Objective: Filter the entries below, keeping every line that has the word "rinish".

[Start of Records for the exercise]

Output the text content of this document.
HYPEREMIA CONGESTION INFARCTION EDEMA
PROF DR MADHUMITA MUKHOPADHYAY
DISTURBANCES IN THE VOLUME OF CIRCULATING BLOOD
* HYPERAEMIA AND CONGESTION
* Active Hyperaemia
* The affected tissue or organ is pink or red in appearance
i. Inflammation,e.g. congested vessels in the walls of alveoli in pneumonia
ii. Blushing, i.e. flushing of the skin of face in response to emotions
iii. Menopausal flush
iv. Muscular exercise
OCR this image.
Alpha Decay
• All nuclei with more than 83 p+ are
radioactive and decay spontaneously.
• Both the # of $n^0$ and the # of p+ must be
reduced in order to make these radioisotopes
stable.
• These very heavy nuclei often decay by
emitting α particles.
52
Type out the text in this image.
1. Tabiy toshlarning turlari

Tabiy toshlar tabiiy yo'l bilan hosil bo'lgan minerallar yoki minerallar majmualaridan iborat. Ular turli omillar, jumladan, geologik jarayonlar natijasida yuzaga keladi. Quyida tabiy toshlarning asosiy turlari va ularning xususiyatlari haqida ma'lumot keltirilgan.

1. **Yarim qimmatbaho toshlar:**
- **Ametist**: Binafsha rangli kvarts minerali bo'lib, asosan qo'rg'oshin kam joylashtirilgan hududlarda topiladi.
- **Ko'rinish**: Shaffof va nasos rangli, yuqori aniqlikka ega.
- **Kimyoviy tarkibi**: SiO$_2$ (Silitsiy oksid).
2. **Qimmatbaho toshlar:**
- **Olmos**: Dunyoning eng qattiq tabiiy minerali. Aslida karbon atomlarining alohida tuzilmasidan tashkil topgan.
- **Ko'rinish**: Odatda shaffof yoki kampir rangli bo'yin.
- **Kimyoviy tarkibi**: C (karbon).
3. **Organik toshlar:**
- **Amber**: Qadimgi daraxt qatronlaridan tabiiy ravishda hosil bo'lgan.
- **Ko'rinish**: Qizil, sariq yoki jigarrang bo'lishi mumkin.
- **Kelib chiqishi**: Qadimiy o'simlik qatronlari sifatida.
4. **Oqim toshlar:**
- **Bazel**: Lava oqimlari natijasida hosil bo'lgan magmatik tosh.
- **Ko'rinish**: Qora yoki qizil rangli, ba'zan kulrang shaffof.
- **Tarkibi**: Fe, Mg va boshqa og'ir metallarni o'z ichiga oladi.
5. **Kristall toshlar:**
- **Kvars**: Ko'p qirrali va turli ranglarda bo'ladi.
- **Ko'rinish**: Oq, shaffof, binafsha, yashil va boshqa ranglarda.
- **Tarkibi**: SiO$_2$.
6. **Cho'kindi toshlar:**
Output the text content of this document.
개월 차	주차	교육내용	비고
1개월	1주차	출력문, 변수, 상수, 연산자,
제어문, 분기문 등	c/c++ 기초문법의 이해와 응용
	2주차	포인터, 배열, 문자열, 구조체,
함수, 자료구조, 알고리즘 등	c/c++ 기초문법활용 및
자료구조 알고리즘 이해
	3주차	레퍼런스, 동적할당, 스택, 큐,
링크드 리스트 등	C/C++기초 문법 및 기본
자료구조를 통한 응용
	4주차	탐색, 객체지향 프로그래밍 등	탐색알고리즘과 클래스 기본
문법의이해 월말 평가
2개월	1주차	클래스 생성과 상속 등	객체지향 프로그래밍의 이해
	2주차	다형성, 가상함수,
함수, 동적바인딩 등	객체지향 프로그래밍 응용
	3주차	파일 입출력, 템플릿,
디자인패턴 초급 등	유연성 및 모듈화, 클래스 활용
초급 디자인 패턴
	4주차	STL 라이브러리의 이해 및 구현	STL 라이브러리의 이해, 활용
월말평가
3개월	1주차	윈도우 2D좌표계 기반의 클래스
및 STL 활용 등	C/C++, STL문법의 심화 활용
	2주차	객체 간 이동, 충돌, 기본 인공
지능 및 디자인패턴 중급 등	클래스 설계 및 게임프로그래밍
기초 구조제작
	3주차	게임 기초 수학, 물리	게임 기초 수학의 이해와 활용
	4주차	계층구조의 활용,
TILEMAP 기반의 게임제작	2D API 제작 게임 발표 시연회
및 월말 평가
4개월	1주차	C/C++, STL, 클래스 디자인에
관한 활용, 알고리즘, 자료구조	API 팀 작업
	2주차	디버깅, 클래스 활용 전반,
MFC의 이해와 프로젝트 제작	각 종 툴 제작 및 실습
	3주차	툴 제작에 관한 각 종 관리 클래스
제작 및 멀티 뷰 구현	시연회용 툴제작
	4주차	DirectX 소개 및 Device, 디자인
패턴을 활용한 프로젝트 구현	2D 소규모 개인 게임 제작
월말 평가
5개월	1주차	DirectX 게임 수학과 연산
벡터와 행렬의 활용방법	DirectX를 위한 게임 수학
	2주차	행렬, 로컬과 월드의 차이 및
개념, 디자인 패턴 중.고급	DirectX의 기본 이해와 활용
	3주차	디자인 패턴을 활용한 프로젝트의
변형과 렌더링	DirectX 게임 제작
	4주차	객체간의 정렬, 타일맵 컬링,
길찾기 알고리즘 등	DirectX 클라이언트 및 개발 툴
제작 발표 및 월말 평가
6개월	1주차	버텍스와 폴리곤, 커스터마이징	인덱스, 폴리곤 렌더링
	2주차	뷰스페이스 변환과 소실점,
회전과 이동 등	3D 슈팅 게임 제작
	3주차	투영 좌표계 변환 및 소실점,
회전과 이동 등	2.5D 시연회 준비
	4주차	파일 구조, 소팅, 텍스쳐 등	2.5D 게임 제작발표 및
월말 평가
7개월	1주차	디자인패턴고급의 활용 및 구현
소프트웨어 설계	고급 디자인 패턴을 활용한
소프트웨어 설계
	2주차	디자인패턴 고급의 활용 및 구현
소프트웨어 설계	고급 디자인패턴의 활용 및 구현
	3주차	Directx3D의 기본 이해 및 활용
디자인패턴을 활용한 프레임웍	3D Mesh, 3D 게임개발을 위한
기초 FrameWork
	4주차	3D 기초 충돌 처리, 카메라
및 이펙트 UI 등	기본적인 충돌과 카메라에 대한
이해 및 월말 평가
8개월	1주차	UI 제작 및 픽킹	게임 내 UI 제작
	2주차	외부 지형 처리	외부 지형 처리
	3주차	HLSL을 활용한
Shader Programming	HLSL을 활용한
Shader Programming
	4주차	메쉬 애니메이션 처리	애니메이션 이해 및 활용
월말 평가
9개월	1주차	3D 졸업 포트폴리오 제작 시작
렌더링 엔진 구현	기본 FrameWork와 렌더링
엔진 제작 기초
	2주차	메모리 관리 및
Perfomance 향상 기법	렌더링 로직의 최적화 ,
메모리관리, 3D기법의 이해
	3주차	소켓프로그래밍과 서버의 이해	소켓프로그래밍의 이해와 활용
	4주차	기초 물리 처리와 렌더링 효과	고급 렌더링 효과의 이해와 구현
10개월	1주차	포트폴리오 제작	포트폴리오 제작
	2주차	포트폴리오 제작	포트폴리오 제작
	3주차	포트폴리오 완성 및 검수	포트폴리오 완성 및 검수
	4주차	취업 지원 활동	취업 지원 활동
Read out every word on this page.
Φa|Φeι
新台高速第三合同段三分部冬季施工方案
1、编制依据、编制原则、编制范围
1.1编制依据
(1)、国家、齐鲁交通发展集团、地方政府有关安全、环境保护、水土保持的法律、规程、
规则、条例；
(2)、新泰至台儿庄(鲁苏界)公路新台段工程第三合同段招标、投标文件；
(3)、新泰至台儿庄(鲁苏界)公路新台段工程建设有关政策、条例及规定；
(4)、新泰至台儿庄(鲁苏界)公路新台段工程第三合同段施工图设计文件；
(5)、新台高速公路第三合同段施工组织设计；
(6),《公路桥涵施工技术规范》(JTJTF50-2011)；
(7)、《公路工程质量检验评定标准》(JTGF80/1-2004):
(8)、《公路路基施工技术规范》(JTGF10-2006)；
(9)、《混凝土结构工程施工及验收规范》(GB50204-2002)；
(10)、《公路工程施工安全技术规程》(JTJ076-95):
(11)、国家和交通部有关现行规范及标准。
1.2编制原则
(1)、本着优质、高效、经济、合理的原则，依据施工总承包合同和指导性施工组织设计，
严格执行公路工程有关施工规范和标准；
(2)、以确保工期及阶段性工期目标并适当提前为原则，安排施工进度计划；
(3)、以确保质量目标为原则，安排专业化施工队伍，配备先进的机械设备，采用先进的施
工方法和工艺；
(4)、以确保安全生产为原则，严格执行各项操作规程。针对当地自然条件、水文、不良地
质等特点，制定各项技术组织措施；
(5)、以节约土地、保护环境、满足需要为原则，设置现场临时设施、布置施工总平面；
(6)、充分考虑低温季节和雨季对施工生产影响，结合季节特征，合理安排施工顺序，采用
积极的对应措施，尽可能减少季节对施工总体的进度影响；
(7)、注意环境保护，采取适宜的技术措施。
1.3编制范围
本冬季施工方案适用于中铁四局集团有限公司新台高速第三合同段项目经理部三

[End of Records for the exercise]

Solution to this task:
- **Ko'rinish**: Shaffof va nasos rangli, yuqori aniqlikka ega.
- **Ko'rinish**: Odatda shaffof yoki kampir rangli bo'yin.
- **Ko'rinish**: Qizil, sariq yoki jigarrang bo'lishi mumkin.
- **Ko'rinish**: Qora yoki qizil rangli, ba'zan kulrang shaffof.
- **Ko'rinish**: Oq, shaffof, binafsha, yashil va boshqa ranglarda.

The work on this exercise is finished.